● **Task to carry out**: Answer with nothing except the number of lines that contain the word "time".

[START OF Records for the task]

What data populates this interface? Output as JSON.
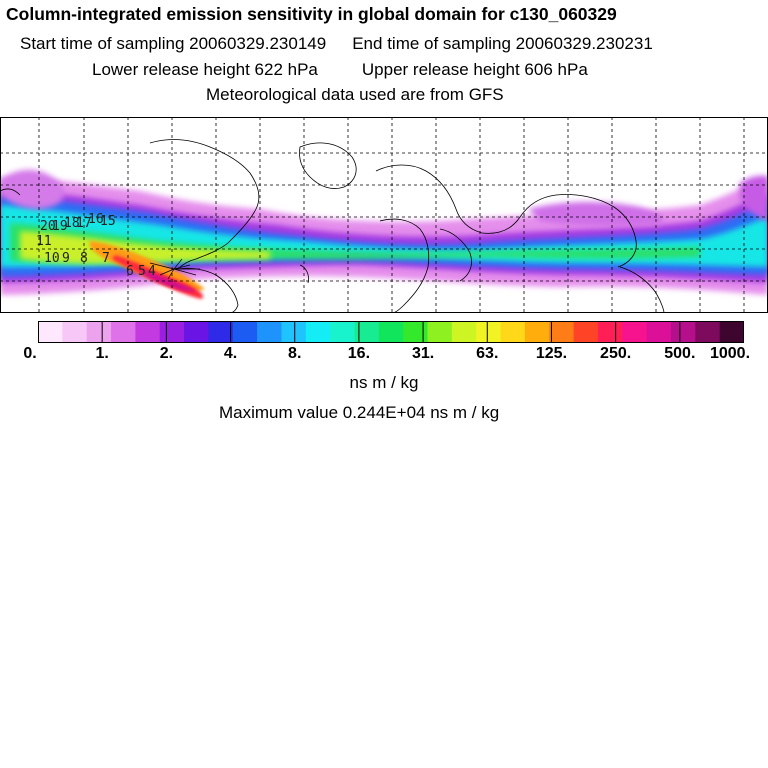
{
  "header": {
    "title": "Column-integrated emission sensitivity in global domain for c130_060329",
    "start_label": "Start time of sampling 20060329.230149",
    "end_label": "End time of sampling 20060329.230231",
    "lower_label": "Lower release height  622 hPa",
    "upper_label": "Upper release height  606 hPa",
    "met_label": "Meteorological data used are from GFS"
  },
  "map": {
    "track_labels": [
      "20",
      "19",
      "18",
      "17",
      "16",
      "15",
      "11",
      "10",
      "9",
      "8",
      "7",
      "6",
      "5",
      "4"
    ]
  },
  "colorbar": {
    "tick_labels": [
      "0.",
      "1.",
      "2.",
      "4.",
      "8.",
      "16.",
      "31.",
      "63.",
      "125.",
      "250.",
      "500.",
      "1000."
    ],
    "unit": "ns m / kg",
    "colors": [
      "#fde8fd",
      "#f7c8f7",
      "#eda2ee",
      "#df72e8",
      "#c33be0",
      "#9a1fe0",
      "#6a14e6",
      "#2f2ae8",
      "#1d5cf2",
      "#1e93fb",
      "#1fc4ff",
      "#14ecf6",
      "#19f3cd",
      "#17ec93",
      "#11e55b",
      "#34e82c",
      "#8ef021",
      "#ccf523",
      "#f2f324",
      "#ffd81a",
      "#ffac0d",
      "#ff7d17",
      "#ff4326",
      "#ff1e55",
      "#f7138d",
      "#db0f98",
      "#b60f8c",
      "#7e0a5e",
      "#3e052f"
    ]
  },
  "max_value": "Maximum value  0.244E+04 ns m / kg"
}
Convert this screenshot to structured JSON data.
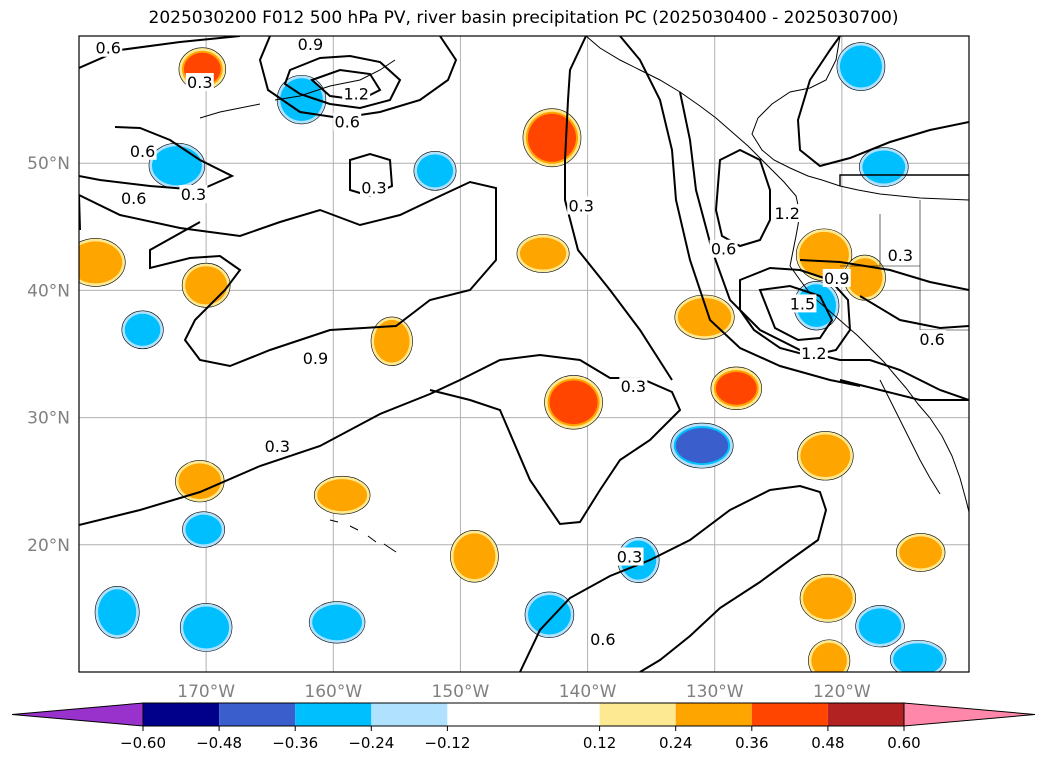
{
  "title": "2025030200 F012 500 hPa PV, river basin precipitation PC (2025030400 - 2025030700)",
  "colors": {
    "map_border": "#000000",
    "grid": "#b0b0b0",
    "tick_label": "#808080",
    "contour": "#000000"
  },
  "chart_data": {
    "type": "heatmap",
    "title": "2025030200 F012 500 hPa PV, river basin precipitation PC (2025030400 - 2025030700)",
    "xlim": [
      -180,
      -110
    ],
    "ylim": [
      10,
      60
    ],
    "x_ticks": [
      -170,
      -160,
      -150,
      -140,
      -130,
      -120
    ],
    "x_tick_labels": [
      "170°W",
      "160°W",
      "150°W",
      "140°W",
      "130°W",
      "120°W"
    ],
    "y_ticks": [
      20,
      30,
      40,
      50
    ],
    "y_tick_labels": [
      "20°N",
      "30°N",
      "40°N",
      "50°N"
    ],
    "grid": true,
    "colorbar": {
      "orientation": "horizontal",
      "extend": "both",
      "boundaries": [
        -0.72,
        -0.6,
        -0.48,
        -0.36,
        -0.24,
        -0.12,
        0.12,
        0.24,
        0.36,
        0.48,
        0.6,
        0.72
      ],
      "colors": [
        "#9932cc",
        "#00008b",
        "#3a5fcd",
        "#00bfff",
        "#b0e2ff",
        "#ffffff",
        "#fde992",
        "#ffa500",
        "#ff4500",
        "#b22222",
        "#ff88aa"
      ],
      "tick_values": [
        -0.6,
        -0.48,
        -0.36,
        -0.24,
        -0.12,
        0.12,
        0.24,
        0.36,
        0.48,
        0.6
      ],
      "tick_labels": [
        "−0.60",
        "−0.48",
        "−0.36",
        "−0.24",
        "−0.12",
        "0.12",
        "0.24",
        "0.36",
        "0.48",
        "0.60"
      ]
    },
    "contour_levels": [
      0.3,
      0.6,
      0.9,
      1.2,
      1.5
    ],
    "contour_labels": [
      {
        "text": "0.6",
        "lon": -177.7,
        "lat": 59.0
      },
      {
        "text": "0.3",
        "lon": -170.5,
        "lat": 56.3
      },
      {
        "text": "0.9",
        "lon": -161.8,
        "lat": 59.3
      },
      {
        "text": "1.2",
        "lon": -158.2,
        "lat": 55.4
      },
      {
        "text": "0.6",
        "lon": -158.9,
        "lat": 53.2
      },
      {
        "text": "0.6",
        "lon": -175.0,
        "lat": 50.9
      },
      {
        "text": "0.6",
        "lon": -175.7,
        "lat": 47.2
      },
      {
        "text": "0.3",
        "lon": -171.0,
        "lat": 47.5
      },
      {
        "text": "0.3",
        "lon": -156.8,
        "lat": 48.0
      },
      {
        "text": "0.3",
        "lon": -140.5,
        "lat": 46.6
      },
      {
        "text": "0.9",
        "lon": -161.4,
        "lat": 34.6
      },
      {
        "text": "0.3",
        "lon": -164.4,
        "lat": 27.7
      },
      {
        "text": "0.3",
        "lon": -136.4,
        "lat": 32.4
      },
      {
        "text": "0.6",
        "lon": -129.3,
        "lat": 43.2
      },
      {
        "text": "1.2",
        "lon": -124.3,
        "lat": 46.0
      },
      {
        "text": "0.9",
        "lon": -120.4,
        "lat": 40.9
      },
      {
        "text": "1.5",
        "lon": -123.1,
        "lat": 38.9
      },
      {
        "text": "1.2",
        "lon": -122.2,
        "lat": 35.0
      },
      {
        "text": "0.3",
        "lon": -115.4,
        "lat": 42.7
      },
      {
        "text": "0.6",
        "lon": -112.9,
        "lat": 36.1
      },
      {
        "text": "0.3",
        "lon": -136.7,
        "lat": 19.0
      },
      {
        "text": "0.6",
        "lon": -138.8,
        "lat": 12.5
      }
    ],
    "precip_pc_cells": [
      {
        "value": 0.4,
        "lon": -170.3,
        "lat": 57.4
      },
      {
        "value": 0.45,
        "lon": -142.8,
        "lat": 52.0
      },
      {
        "value": 0.35,
        "lon": -178.7,
        "lat": 42.2
      },
      {
        "value": 0.35,
        "lon": -170.0,
        "lat": 40.4
      },
      {
        "value": 0.3,
        "lon": -143.5,
        "lat": 42.9
      },
      {
        "value": 0.3,
        "lon": -155.4,
        "lat": 36.0
      },
      {
        "value": 0.45,
        "lon": -141.1,
        "lat": 31.2
      },
      {
        "value": 0.35,
        "lon": -130.8,
        "lat": 37.9
      },
      {
        "value": 0.4,
        "lon": -128.3,
        "lat": 32.3
      },
      {
        "value": 0.35,
        "lon": -121.4,
        "lat": 42.8
      },
      {
        "value": 0.3,
        "lon": -118.2,
        "lat": 41.0
      },
      {
        "value": 0.3,
        "lon": -170.5,
        "lat": 25.0
      },
      {
        "value": 0.3,
        "lon": -159.3,
        "lat": 23.9
      },
      {
        "value": 0.35,
        "lon": -148.9,
        "lat": 19.1
      },
      {
        "value": 0.35,
        "lon": -121.1,
        "lat": 15.8
      },
      {
        "value": 0.3,
        "lon": -121.0,
        "lat": 10.9
      },
      {
        "value": 0.3,
        "lon": -113.8,
        "lat": 19.4
      },
      {
        "value": 0.3,
        "lon": -121.3,
        "lat": 27.0
      },
      {
        "value": -0.35,
        "lon": -118.5,
        "lat": 57.6
      },
      {
        "value": -0.25,
        "lon": -116.7,
        "lat": 49.7
      },
      {
        "value": -0.3,
        "lon": -175.0,
        "lat": 36.9
      },
      {
        "value": -0.3,
        "lon": -162.5,
        "lat": 55.0
      },
      {
        "value": -0.3,
        "lon": -172.3,
        "lat": 49.8
      },
      {
        "value": -0.25,
        "lon": -152.0,
        "lat": 49.4
      },
      {
        "value": -0.45,
        "lon": -131.0,
        "lat": 27.8
      },
      {
        "value": -0.35,
        "lon": -177.0,
        "lat": 14.7
      },
      {
        "value": -0.35,
        "lon": -170.0,
        "lat": 13.5
      },
      {
        "value": -0.3,
        "lon": -159.7,
        "lat": 13.9
      },
      {
        "value": -0.25,
        "lon": -170.2,
        "lat": 21.2
      },
      {
        "value": -0.25,
        "lon": -143.0,
        "lat": 14.5
      },
      {
        "value": -0.3,
        "lon": -136.0,
        "lat": 18.8
      },
      {
        "value": -0.3,
        "lon": -117.0,
        "lat": 13.6
      },
      {
        "value": -0.3,
        "lon": -114.0,
        "lat": 11.0
      },
      {
        "value": -0.3,
        "lon": -122.0,
        "lat": 38.8
      }
    ]
  }
}
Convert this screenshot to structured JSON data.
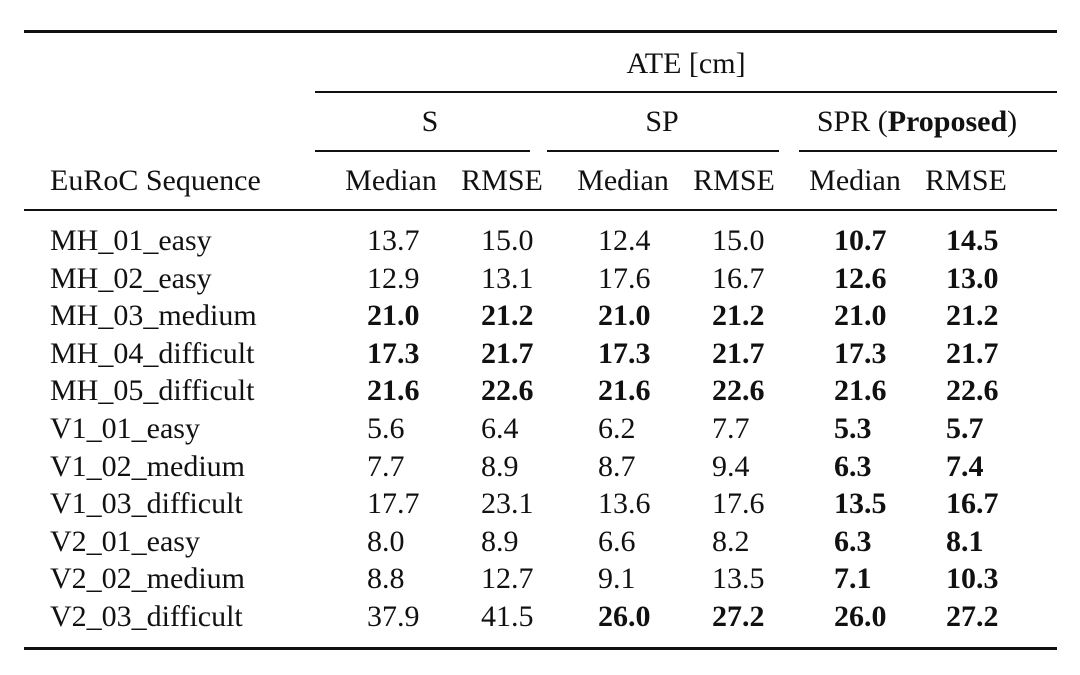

[END OF Records for the task]

● **Exercise result**: 2